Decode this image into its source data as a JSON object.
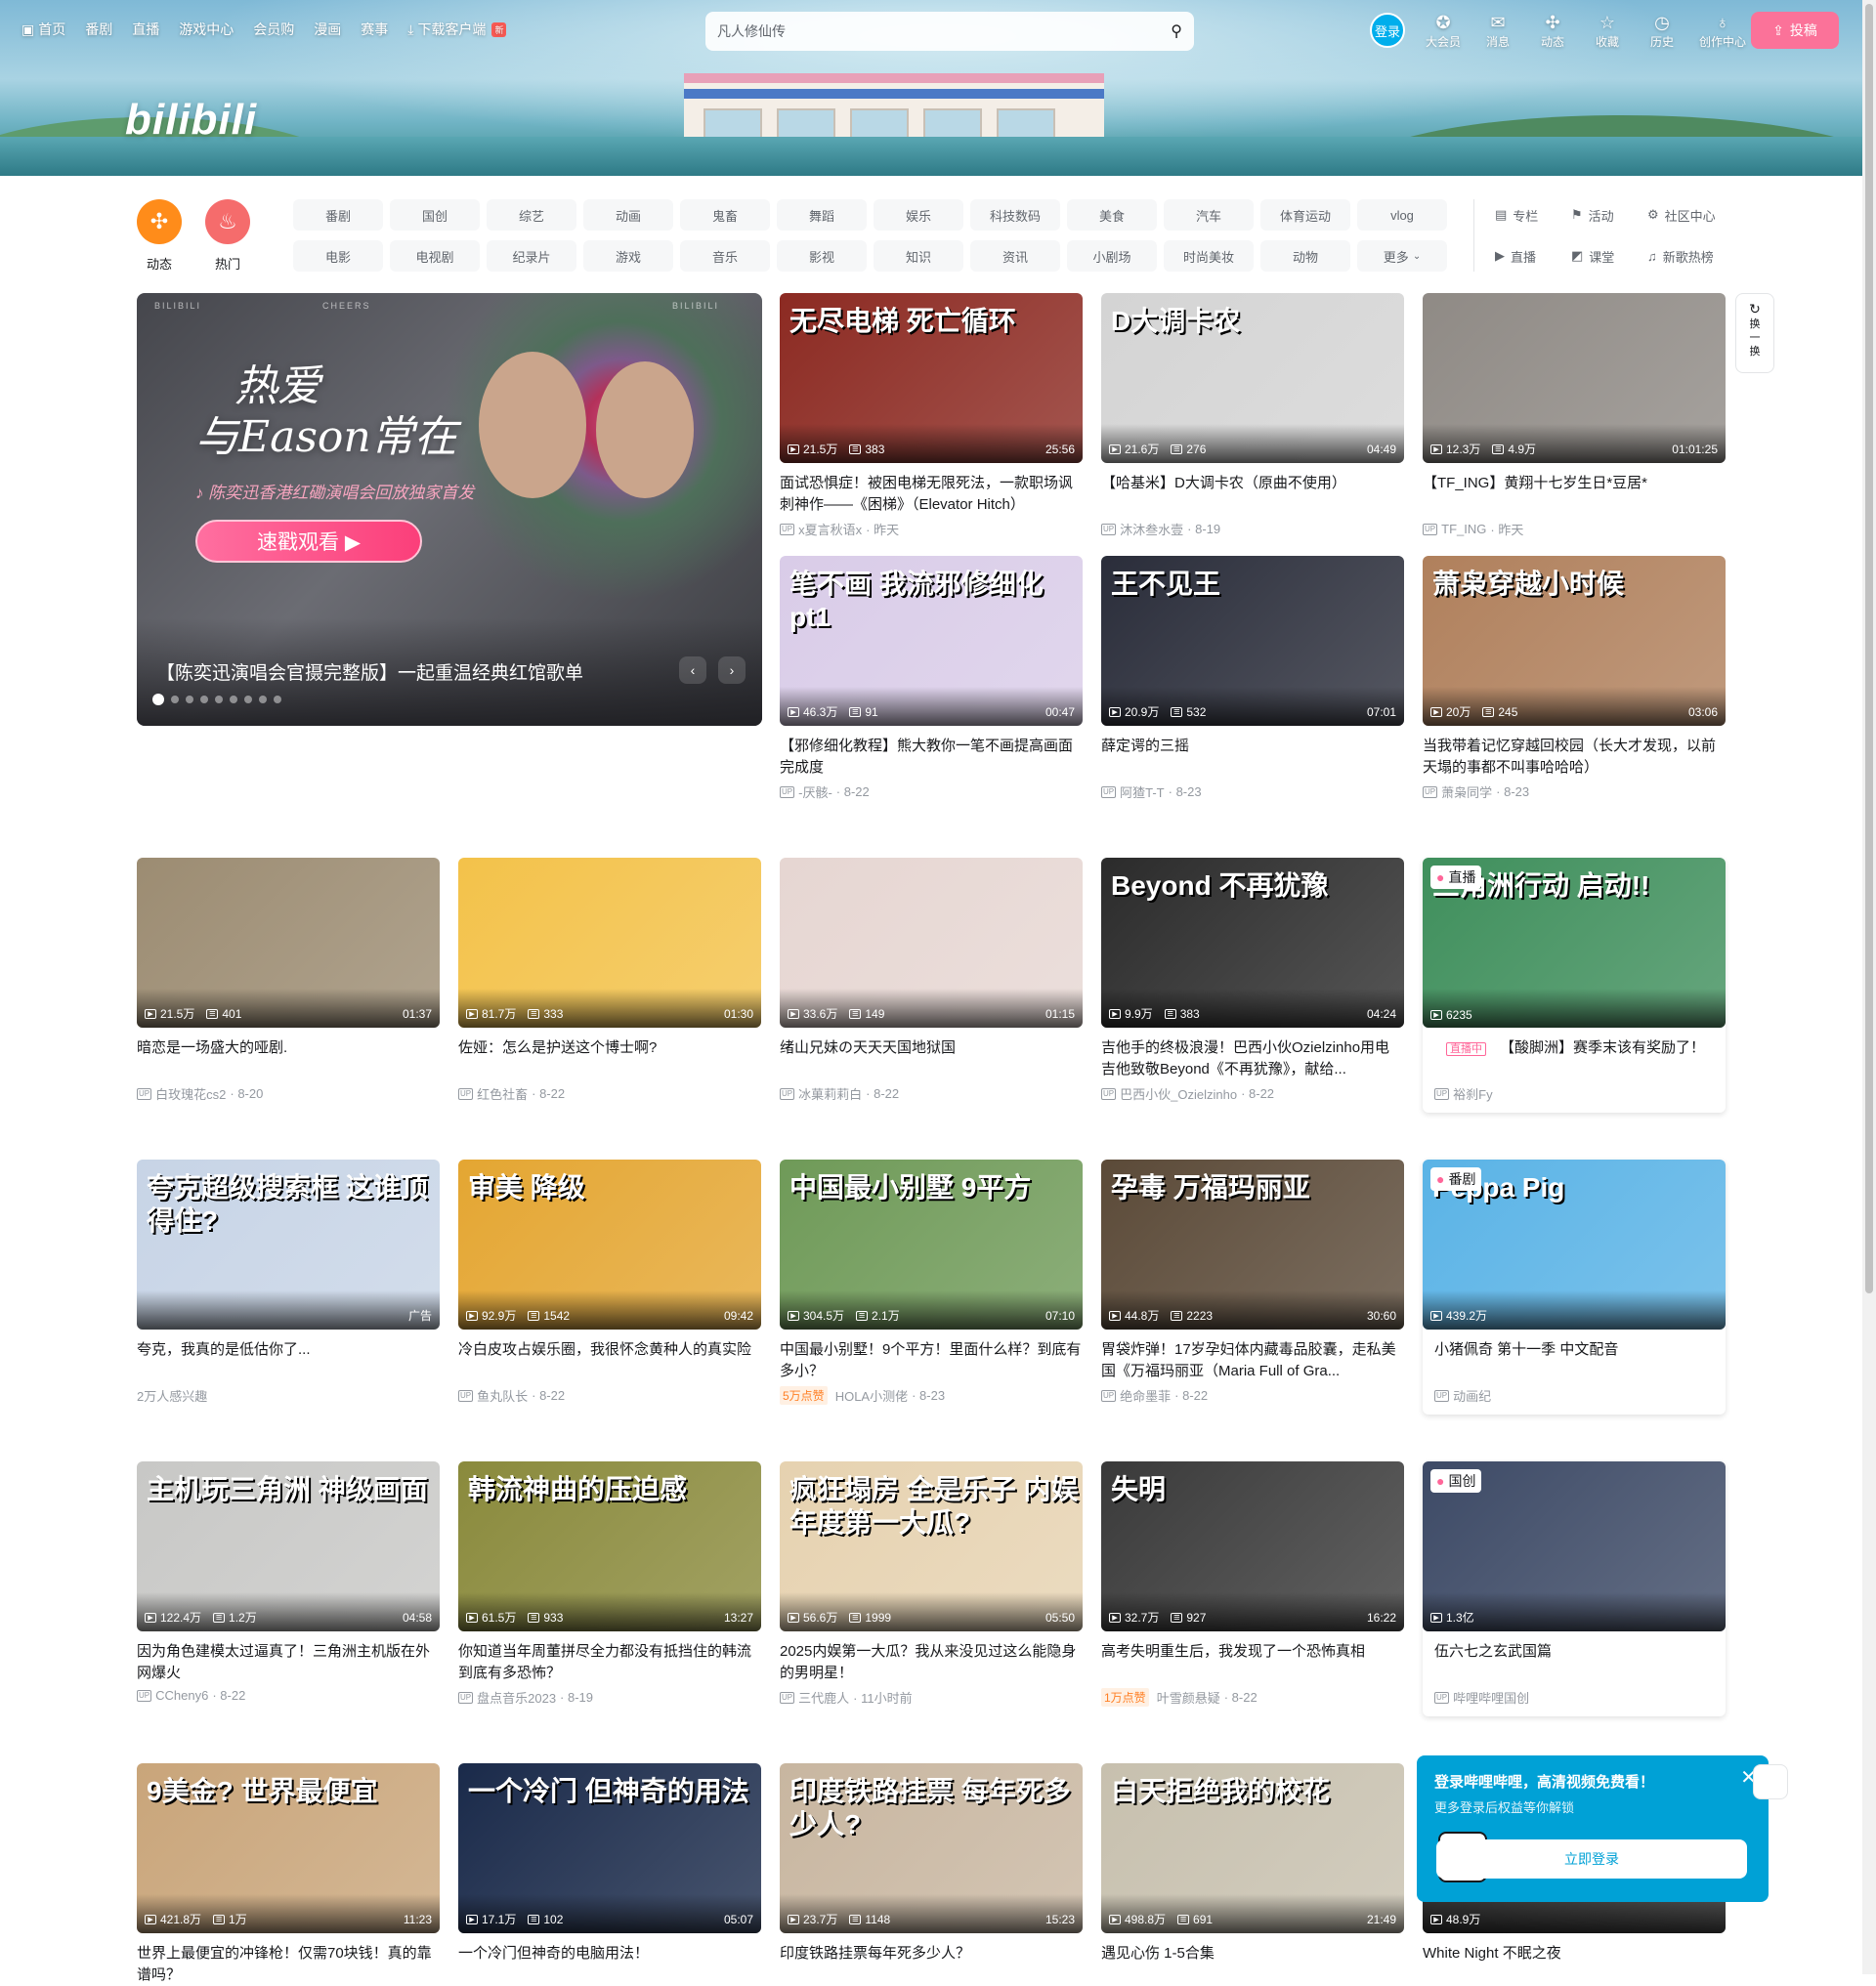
{
  "header": {
    "logo": "bilibili",
    "nav_left": [
      "首页",
      "番剧",
      "直播",
      "游戏中心",
      "会员购",
      "漫画",
      "赛事",
      "下载客户端"
    ],
    "new_badge": "新",
    "search_placeholder": "凡人修仙传",
    "login": "登录",
    "nav_right": [
      "大会员",
      "消息",
      "动态",
      "收藏",
      "历史",
      "创作中心"
    ],
    "upload": "投稿"
  },
  "channels": {
    "big": [
      "动态",
      "热门"
    ],
    "tags_row1": [
      "番剧",
      "国创",
      "综艺",
      "动画",
      "鬼畜",
      "舞蹈",
      "娱乐",
      "科技数码",
      "美食",
      "汽车",
      "体育运动",
      "vlog"
    ],
    "tags_row2": [
      "电影",
      "电视剧",
      "纪录片",
      "游戏",
      "音乐",
      "影视",
      "知识",
      "资讯",
      "小剧场",
      "时尚美妆",
      "动物",
      "更多"
    ],
    "extra": [
      "专栏",
      "活动",
      "社区中心",
      "直播",
      "课堂",
      "新歌热榜"
    ]
  },
  "banner": {
    "brand_left": "BILIBILI",
    "brand_mid": "CHEERS",
    "brand_right": "BILIBILI",
    "tagline_1": "热爱",
    "tagline_2": "与Eason常在",
    "subline": "陈奕迅香港红磡演唱会回放独家首发",
    "cta": "速戳观看 ▶",
    "title": "【陈奕迅演唱会官摄完整版】一起重温经典红馆歌单",
    "dots": 9
  },
  "refresh_label": "换一换",
  "colors": {
    "brand_pink": "#fb7299",
    "brand_blue": "#00aeec",
    "hot_orange": "#ff7f24"
  },
  "videos": [
    {
      "thumb_text": "无尽电梯 死亡循环",
      "views": "21.5万",
      "danmaku": "383",
      "dur": "25:56",
      "title": "面试恐惧症！被困电梯无限死法，一款职场讽刺神作——《困梯》（Elevator Hitch）",
      "up": "x夏言秋语x",
      "date": "昨天",
      "bg": "#8c2a22"
    },
    {
      "thumb_text": "D大调卡农",
      "views": "21.6万",
      "danmaku": "276",
      "dur": "04:49",
      "title": "【哈基米】D大调卡农（原曲不使用）",
      "up": "沐沐叁水壹",
      "date": "8-19",
      "bg": "#d4d4d4"
    },
    {
      "thumb_text": "",
      "views": "12.3万",
      "danmaku": "4.9万",
      "dur": "01:01:25",
      "title": "【TF_ING】黄翔十七岁生日*豆居*",
      "up": "TF_ING",
      "date": "昨天",
      "bg": "#8f8a85"
    },
    {
      "thumb_text": "笔不画 我流邪修细化pt1",
      "views": "46.3万",
      "danmaku": "91",
      "dur": "00:47",
      "title": "【邪修细化教程】熊大教你一笔不画提高画面完成度",
      "up": "-厌骸-",
      "date": "8-22",
      "bg": "#d9cce8"
    },
    {
      "thumb_text": "王不见王",
      "views": "20.9万",
      "danmaku": "532",
      "dur": "07:01",
      "title": "薛定谔的三摇",
      "up": "阿猹T-T",
      "date": "8-23",
      "bg": "#2a2d3a"
    },
    {
      "thumb_text": "萧枭穿越小时候",
      "views": "20万",
      "danmaku": "245",
      "dur": "03:06",
      "title": "当我带着记忆穿越回校园（长大才发现，以前天塌的事都不叫事哈哈哈）",
      "up": "萧枭同学",
      "date": "8-23",
      "bg": "#b0805c"
    },
    {
      "thumb_text": "",
      "views": "21.5万",
      "danmaku": "401",
      "dur": "01:37",
      "title": "暗恋是一场盛大的哑剧.",
      "up": "白玫瑰花cs2",
      "date": "8-20",
      "bg": "#9c8c72"
    },
    {
      "thumb_text": "",
      "views": "81.7万",
      "danmaku": "333",
      "dur": "01:30",
      "title": "佐娅：怎么是护送这个博士啊?",
      "up": "红色社畜",
      "date": "8-22",
      "bg": "#f3c24a"
    },
    {
      "thumb_text": "",
      "views": "33.6万",
      "danmaku": "149",
      "dur": "01:15",
      "title": "绪山兄妹の天天天国地狱国",
      "up": "冰菓莉莉白",
      "date": "8-22",
      "bg": "#e6d6d2"
    },
    {
      "thumb_text": "Beyond 不再犹豫",
      "views": "9.9万",
      "danmaku": "383",
      "dur": "04:24",
      "title": "吉他手的终极浪漫！巴西小伙Ozielzinho用电吉他致敬Beyond《不再犹豫》，献给...",
      "up": "巴西小伙_Ozielzinho",
      "date": "8-22",
      "bg": "#2b2b2b"
    },
    {
      "badge": "直播",
      "thumb_text": "三角洲行动 启动!!",
      "views": "6235",
      "title": "【酸脚洲】赛季末该有奖励了！",
      "live_tag": "直播中",
      "up": "裕刹Fy",
      "bg": "#3f8f5c"
    },
    {
      "thumb_text": "夸克超级搜索框 这谁顶得住?",
      "ad": "广告",
      "title": "夸克，我真的是低估你了...",
      "up": "2万人感兴趣",
      "bg": "#c7d4e6"
    },
    {
      "thumb_text": "审美 降级",
      "views": "92.9万",
      "danmaku": "1542",
      "dur": "09:42",
      "title": "冷白皮攻占娱乐圈，我很怀念黄种人的真实险",
      "up": "鱼丸队长",
      "date": "8-22",
      "bg": "#e4a632"
    },
    {
      "thumb_text": "中国最小别墅 9平方",
      "views": "304.5万",
      "danmaku": "2.1万",
      "dur": "07:10",
      "title": "中国最小别墅！9个平方！里面什么样？到底有多小？",
      "hot": "5万点赞",
      "up": "HOLA小测佬",
      "date": "8-23",
      "bg": "#6f9a58"
    },
    {
      "thumb_text": "孕毒 万福玛丽亚",
      "views": "44.8万",
      "danmaku": "2223",
      "dur": "30:60",
      "title": "胃袋炸弹！17岁孕妇体内藏毒品胶囊，走私美国《万福玛丽亚（Maria Full of Gra...",
      "up": "绝命墨菲",
      "date": "8-22",
      "bg": "#5b4a38"
    },
    {
      "badge": "番剧",
      "thumb_text": "Peppa Pig",
      "views": "439.2万",
      "title": "小猪佩奇 第十一季 中文配音",
      "up": "动画纪",
      "bg": "#5ab3e6"
    },
    {
      "thumb_text": "主机玩三角洲 神级画面",
      "views": "122.4万",
      "danmaku": "1.2万",
      "dur": "04:58",
      "title": "因为角色建模太过逼真了！三角洲主机版在外网爆火",
      "up": "CCheny6",
      "date": "8-22",
      "bg": "#c8c8c6"
    },
    {
      "thumb_text": "韩流神曲的压迫感",
      "views": "61.5万",
      "danmaku": "933",
      "dur": "13:27",
      "title": "你知道当年周董拼尽全力都没有抵挡住的韩流到底有多恐怖？",
      "up": "盘点音乐2023",
      "date": "8-19",
      "bg": "#8a8a3c"
    },
    {
      "thumb_text": "疯狂塌房 全是乐子 内娱年度第一大瓜?",
      "views": "56.6万",
      "danmaku": "1999",
      "dur": "05:50",
      "title": "2025内娱第一大瓜？我从来没见过这么能隐身的男明星！",
      "up": "三代鹿人",
      "date": "11小时前",
      "bg": "#e6d2b0"
    },
    {
      "thumb_text": "失明",
      "views": "32.7万",
      "danmaku": "927",
      "dur": "16:22",
      "title": "高考失明重生后，我发现了一个恐怖真相",
      "hot": "1万点赞",
      "up": "叶雪颜悬疑",
      "date": "8-22",
      "bg": "#3a3a3a"
    },
    {
      "badge": "国创",
      "thumb_text": "",
      "views": "1.3亿",
      "title": "伍六七之玄武国篇",
      "up": "哔哩哔哩国创",
      "bg": "#3d4a66"
    },
    {
      "thumb_text": "9美金? 世界最便宜",
      "views": "421.8万",
      "danmaku": "1万",
      "dur": "11:23",
      "title": "世界上最便宜的冲锋枪！仅需70块钱！真的靠谱吗？",
      "bg": "#c9a57a"
    },
    {
      "thumb_text": "一个冷门 但神奇的用法",
      "views": "17.1万",
      "danmaku": "102",
      "dur": "05:07",
      "title": "一个冷门但神奇的电脑用法！",
      "bg": "#1a2a4a"
    },
    {
      "thumb_text": "印度铁路挂票 每年死多少人?",
      "views": "23.7万",
      "danmaku": "1148",
      "dur": "15:23",
      "title": "印度铁路挂票每年死多少人？",
      "bg": "#c8b6a0"
    },
    {
      "thumb_text": "白天拒绝我的校花",
      "views": "498.8万",
      "danmaku": "691",
      "dur": "21:49",
      "title": "遇见心伤 1-5合集",
      "bg": "#c7c0ae"
    },
    {
      "thumb_text": "",
      "views": "48.9万",
      "title": "White Night 不眠之夜",
      "bg": "#2a2a2a"
    }
  ],
  "popup": {
    "title": "登录哔哩哔哩，高清视频免费看！",
    "desc": "更多登录后权益等你解锁",
    "button": "立即登录"
  }
}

# # # #

[PROBLEM DESCRIPTION] State how many lines hold the word "不再犹豫". The number is the whole answer.

[SOLVED EXERCISE] 2